Instructions to follow: Work out how many lines of the records hold the string "Rajgor", and reply with that number alone.

Records for the exercise:
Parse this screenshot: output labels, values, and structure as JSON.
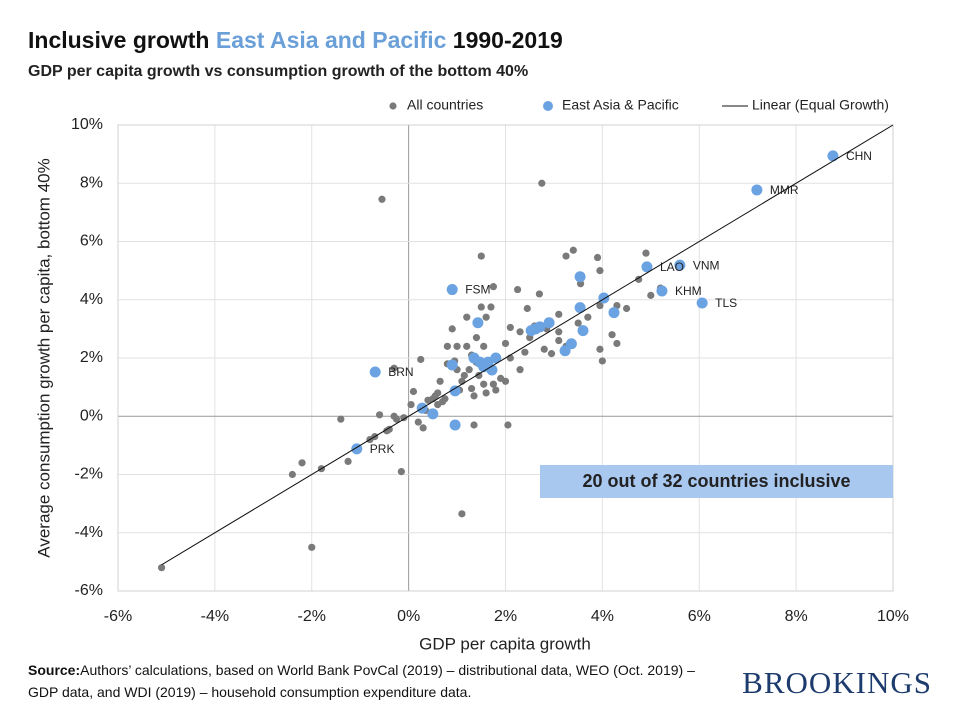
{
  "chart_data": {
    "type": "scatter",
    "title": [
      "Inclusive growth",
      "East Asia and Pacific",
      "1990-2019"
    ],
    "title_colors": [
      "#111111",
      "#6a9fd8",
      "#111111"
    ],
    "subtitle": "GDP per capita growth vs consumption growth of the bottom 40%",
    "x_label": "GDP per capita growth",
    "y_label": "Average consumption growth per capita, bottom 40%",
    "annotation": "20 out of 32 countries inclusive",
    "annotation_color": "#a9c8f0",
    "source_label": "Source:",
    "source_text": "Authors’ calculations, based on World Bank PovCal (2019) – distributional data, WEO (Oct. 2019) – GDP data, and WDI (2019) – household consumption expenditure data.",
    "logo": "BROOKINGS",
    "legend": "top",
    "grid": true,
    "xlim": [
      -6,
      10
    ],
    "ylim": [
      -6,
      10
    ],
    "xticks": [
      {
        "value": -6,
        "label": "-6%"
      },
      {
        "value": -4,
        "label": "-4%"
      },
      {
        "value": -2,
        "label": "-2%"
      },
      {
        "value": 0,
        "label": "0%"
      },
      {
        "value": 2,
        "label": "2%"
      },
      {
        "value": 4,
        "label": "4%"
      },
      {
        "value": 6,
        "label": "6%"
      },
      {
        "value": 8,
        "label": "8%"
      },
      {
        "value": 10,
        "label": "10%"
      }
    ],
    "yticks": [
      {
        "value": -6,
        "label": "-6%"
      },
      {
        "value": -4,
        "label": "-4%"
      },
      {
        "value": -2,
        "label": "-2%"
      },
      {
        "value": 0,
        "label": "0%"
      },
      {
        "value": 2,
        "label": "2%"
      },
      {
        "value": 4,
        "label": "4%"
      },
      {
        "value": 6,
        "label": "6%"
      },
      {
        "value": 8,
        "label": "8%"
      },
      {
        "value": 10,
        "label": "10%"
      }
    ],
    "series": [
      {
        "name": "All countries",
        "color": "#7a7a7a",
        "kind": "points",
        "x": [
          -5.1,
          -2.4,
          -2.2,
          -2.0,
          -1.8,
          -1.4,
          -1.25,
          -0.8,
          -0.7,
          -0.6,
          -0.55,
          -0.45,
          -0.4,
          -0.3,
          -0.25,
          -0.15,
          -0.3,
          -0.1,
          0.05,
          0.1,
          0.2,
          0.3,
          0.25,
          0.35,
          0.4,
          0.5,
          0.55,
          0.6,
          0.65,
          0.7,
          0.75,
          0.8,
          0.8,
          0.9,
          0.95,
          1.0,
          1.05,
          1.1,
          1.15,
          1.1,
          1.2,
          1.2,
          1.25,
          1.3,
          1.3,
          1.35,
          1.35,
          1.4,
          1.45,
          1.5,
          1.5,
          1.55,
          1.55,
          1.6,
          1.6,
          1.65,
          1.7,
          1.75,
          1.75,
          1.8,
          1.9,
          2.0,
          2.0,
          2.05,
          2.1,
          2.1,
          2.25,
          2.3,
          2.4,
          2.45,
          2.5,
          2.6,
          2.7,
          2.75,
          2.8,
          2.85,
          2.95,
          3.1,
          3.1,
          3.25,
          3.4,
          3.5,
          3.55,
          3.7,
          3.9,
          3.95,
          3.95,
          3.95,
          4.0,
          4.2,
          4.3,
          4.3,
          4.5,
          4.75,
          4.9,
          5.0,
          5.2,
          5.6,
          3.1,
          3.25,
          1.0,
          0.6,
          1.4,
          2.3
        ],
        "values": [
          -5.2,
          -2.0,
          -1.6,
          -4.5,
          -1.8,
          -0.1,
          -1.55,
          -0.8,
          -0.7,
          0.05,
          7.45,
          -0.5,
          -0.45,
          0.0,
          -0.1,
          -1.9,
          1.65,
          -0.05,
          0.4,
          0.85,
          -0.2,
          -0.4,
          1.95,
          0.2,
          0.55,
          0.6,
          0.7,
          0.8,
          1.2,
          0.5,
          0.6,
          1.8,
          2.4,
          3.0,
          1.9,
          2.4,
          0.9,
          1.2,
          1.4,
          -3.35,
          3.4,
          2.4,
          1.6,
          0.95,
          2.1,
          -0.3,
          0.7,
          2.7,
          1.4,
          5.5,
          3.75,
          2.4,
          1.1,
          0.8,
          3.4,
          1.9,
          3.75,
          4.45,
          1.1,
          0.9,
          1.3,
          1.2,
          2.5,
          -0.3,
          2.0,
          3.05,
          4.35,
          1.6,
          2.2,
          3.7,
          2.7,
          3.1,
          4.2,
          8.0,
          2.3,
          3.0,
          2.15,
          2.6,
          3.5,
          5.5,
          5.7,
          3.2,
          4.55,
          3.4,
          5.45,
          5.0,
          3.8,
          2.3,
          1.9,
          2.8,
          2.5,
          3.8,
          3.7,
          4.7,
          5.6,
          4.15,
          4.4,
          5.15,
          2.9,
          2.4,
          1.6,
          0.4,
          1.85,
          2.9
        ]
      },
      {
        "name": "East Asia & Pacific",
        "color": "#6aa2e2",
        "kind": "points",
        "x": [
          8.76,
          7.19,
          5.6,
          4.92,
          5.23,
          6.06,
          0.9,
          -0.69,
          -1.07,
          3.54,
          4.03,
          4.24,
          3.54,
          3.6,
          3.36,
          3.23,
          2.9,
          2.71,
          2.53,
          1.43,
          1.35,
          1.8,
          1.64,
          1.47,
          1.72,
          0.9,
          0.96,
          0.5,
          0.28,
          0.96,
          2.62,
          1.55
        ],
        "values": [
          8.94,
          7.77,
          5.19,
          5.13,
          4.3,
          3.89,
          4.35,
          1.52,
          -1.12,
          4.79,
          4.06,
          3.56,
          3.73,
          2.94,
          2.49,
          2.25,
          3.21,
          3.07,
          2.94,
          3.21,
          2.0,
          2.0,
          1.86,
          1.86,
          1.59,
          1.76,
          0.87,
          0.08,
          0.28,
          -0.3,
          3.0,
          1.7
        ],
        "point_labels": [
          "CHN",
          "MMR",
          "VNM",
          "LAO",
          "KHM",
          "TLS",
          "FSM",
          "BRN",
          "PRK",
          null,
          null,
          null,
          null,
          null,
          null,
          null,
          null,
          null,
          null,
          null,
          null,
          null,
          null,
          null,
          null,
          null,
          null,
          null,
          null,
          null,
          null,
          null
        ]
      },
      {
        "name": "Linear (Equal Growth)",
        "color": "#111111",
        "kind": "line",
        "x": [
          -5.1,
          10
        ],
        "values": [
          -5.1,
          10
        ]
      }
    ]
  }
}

--

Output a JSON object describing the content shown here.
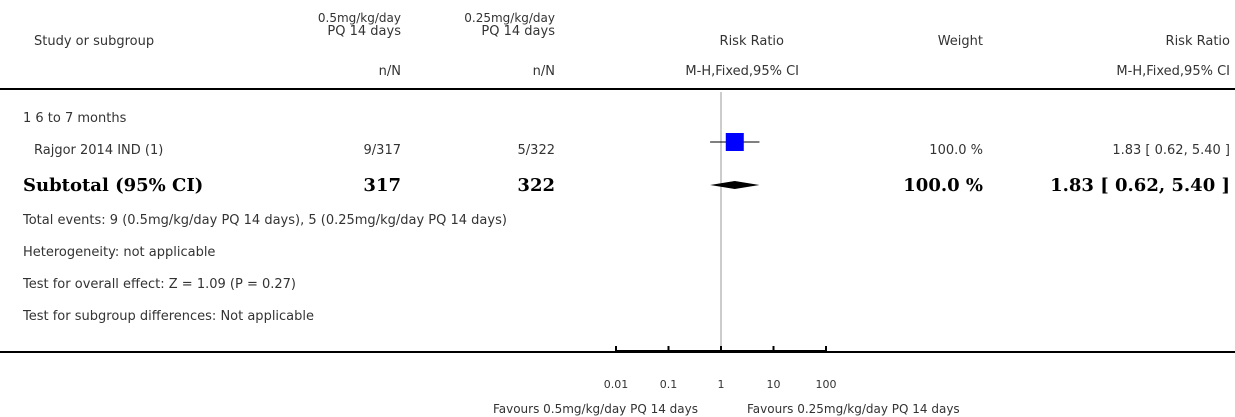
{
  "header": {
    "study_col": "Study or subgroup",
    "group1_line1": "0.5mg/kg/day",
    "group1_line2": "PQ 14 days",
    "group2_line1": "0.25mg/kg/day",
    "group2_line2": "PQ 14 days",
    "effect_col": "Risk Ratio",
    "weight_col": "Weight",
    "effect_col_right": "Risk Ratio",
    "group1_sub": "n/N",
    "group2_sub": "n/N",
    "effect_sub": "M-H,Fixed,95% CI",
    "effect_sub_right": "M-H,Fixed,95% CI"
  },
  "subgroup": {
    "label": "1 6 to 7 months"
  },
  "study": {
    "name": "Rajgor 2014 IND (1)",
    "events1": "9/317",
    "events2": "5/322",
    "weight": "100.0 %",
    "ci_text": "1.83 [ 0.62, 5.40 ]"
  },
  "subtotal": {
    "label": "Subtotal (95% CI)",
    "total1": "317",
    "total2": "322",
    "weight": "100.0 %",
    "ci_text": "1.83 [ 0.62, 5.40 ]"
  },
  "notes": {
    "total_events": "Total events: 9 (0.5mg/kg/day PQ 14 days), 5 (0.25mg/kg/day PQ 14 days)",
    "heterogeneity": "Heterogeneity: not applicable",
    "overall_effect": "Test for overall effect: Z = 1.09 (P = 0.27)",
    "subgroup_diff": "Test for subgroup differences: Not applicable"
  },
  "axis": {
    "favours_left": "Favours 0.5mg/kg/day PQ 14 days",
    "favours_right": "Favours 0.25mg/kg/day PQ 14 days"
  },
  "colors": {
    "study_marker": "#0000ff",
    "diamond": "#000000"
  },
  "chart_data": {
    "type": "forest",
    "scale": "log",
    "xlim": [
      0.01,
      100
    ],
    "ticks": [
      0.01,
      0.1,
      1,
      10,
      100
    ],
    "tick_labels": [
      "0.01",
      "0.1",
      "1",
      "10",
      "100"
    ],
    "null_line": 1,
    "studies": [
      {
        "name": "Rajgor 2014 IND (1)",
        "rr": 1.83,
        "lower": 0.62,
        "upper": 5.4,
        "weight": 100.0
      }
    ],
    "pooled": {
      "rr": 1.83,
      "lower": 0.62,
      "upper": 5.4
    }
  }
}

Exercise result: 2